5.6.09

O pescador

Talvez seja a cidade, talvez a sociedade, ou quem sabe o momento. Eu poderia justificar, construir argumentos, engrenar na tarefa de fazer-se crer. No entanto, gosto de pescar. É uma atividade que não dá dinheiro, nem é social. Faço pelo prazer mesmo, de ver o tempo passar. Nunca tirei um lambari da água, talvez seja a isca, talvez o anzol, ou quem sabe o local. Toda via sou jovem e tenho muito tempo para pescar meu primeiro peixe.

Quando não estou pescando, sou colher, das de sobremesa, que fazem a sopa esfriar. Minha utilidade para os homens é evidente: servir, mesmo que pouco, bocas alheias. Outro dia conversei com o martelo, dizia ele que tinha dores de cabeça de tanto socar os pregos pelas paredes, mas que estava trabalhando duro e logo seria indicado para outra posição: poderia retirar os pregos, um a um, e despachá-los. Utilidades de martelo. Ele é muito respeitado entre as ferramentas, é sempre útil e tem seu lugar guardado no caixote. Os pregos, coitados, têm seu momento.

Nessa mesma conversa ele me contou que já havia pescado um pacu, desses gordos que quebram a varinha de madeira, e disse também que não era muito chegado nesse negócio de pesca, pois não gostava de passar tanto tempo esperando pelo resultado.

Acho que já nasci assim, meio velho, contemplador, sem essa pressa de ver acontecer. Pra mim, o peixe é o de menos, gosto mesmo é do tempo, de ver passar, com seus suspiros, momentos que só nós temos.
*-*-*
_Lista de tarefas_
A - Responda com base no texto "O pescador":
(i) Que peixe o martelo contou já ter pescado?
(ii) O que quem narra é quando não está pescando?
(iii) Por que o martelo não era muito chegado à pesca?
B - Reproduza do texto "O pescador" tudo o que vai de "Quando não estou" até "esperando pelo resultado.".
As linhas abaixo não têm relação com o texto "O pescador".

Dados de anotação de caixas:
*-*-*
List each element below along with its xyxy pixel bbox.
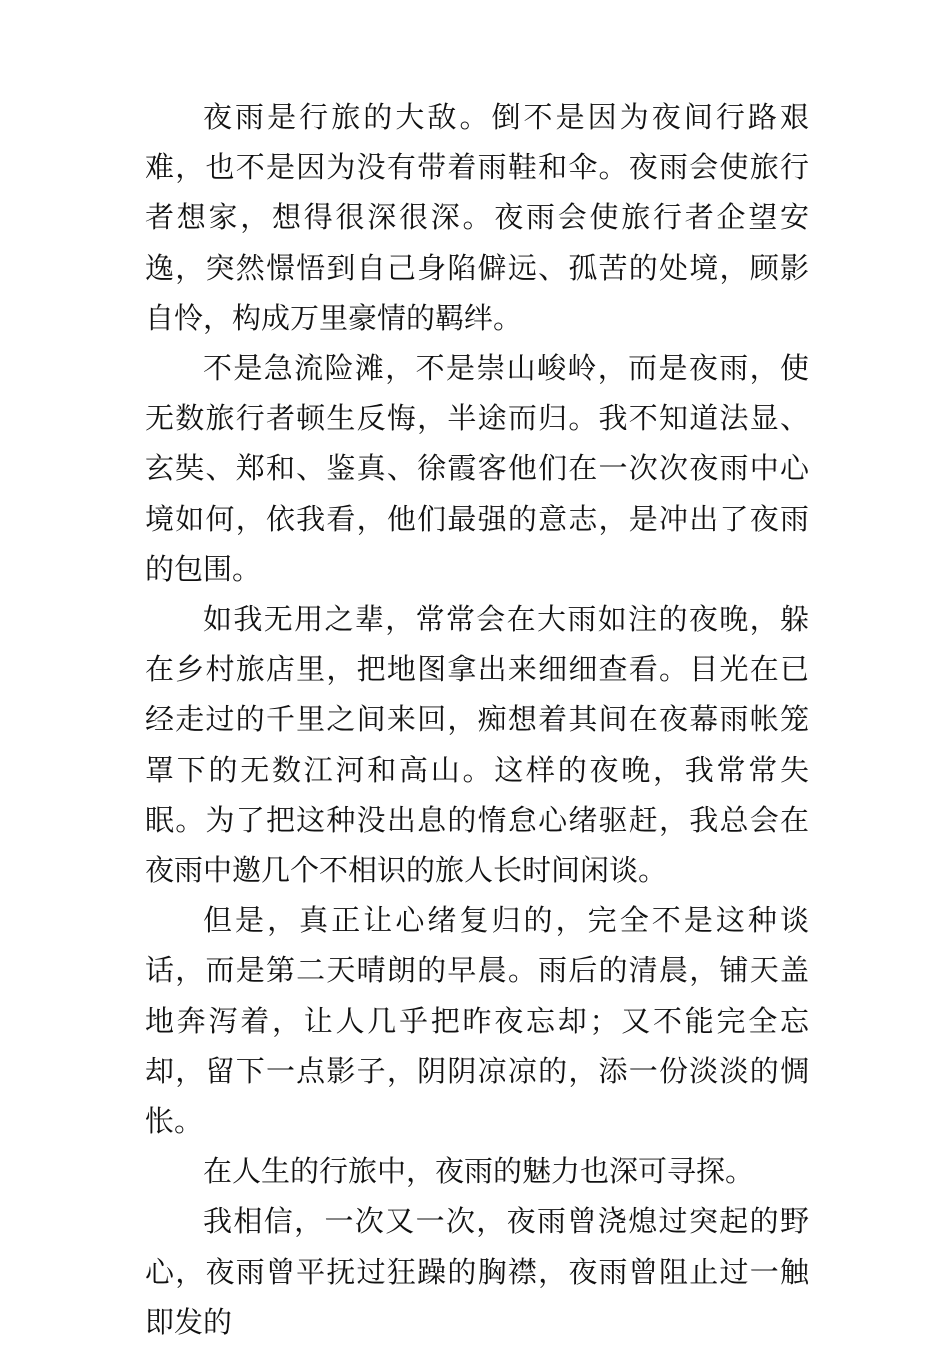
paragraph-4: 但是，真正让心绪复归的，完全不是这种谈话，而是第二天晴朗的早晨。雨后的清晨，铺天盖地奔泻着，让人几乎把昨夜忘却；又不能完全忘却，留下一点影子，阴阴凉凉的，添一份淡淡的惆怅。 bbox=[145, 903, 809, 1139]
paragraph-3: 如我无用之辈，常常会在大雨如注的夜晚，躲在乡村旅店里，把地图拿出来细细查看。目光在已经走过的千里之间来回，痴想着其间在夜幕雨帐笼罩下的无数江河和高山。这样的夜晚，我常常失眠。为了把这种没出息的惰怠心绪驱赶，我总会在夜雨中邀几个不相识的旅人长时间闲谈。 bbox=[145, 602, 809, 888]
essay-body bbox=[145, 92, 809, 1347]
paragraph-5: 在人生的行旅中，夜雨的魅力也深可寻探。 bbox=[203, 1154, 755, 1189]
paragraph-2: 不是急流险滩，不是崇山峻岭，而是夜雨，使无数旅行者顿生反悔，半途而归。我不知道法显、玄奘、郑和、鉴真、徐霞客他们在一次次夜雨中心境如何，依我看，他们最强的意志，是冲出了夜雨的包围。 bbox=[145, 351, 809, 586]
paragraph-1: 夜雨是行旅的大敌。倒不是因为夜间行路艰难，也不是因为没有带着雨鞋和伞。夜雨会使旅行者想家，想得很深很深。夜雨会使旅行者企望安逸，突然憬悟到自己身陷僻远、孤苦的处境，顾影自怜，构成万里豪情的羁绊。 bbox=[145, 100, 809, 335]
paragraph-6: 我相信，一次又一次，夜雨曾浇熄过突起的野心，夜雨曾平抚过狂躁的胸襟，夜雨曾阻止过一触即发的 bbox=[145, 1204, 809, 1339]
*-*-*
_As respostas_
A -
(i) Um pacu, desses gordos que quebram a varinha de madeira.
(ii) Uma colher, das de sobremesa, que fazem a sopa esfriar.
(iii) Porque não gostava de passar tanto tempo esperando pelo resultado.

B -
Quando não estou pescando, sou colher, das de sobremesa, que fazem a sopa esfriar. Minha utilidade para os homens é evidente: servir, mesmo que pouco, bocas alheias. Outro dia conversei com o martelo, dizia ele que tinha dores de cabeça de tanto socar os pregos pelas paredes, mas que estava trabalhando duro e logo seria indicado para outra posição: poderia retirar os pregos, um a um, e despachá-los. Utilidades de martelo. Ele é muito respeitado entre as ferramentas, é sempre útil e tem seu lugar guardado no caixote. Os pregos, coitados, têm seu momento.

Nessa mesma conversa ele me contou que já havia pescado um pacu, desses gordos que quebram a varinha de madeira, e disse também que não era muito chegado nesse negócio de pesca, pois não gostava de passar tanto tempo esperando pelo resultado.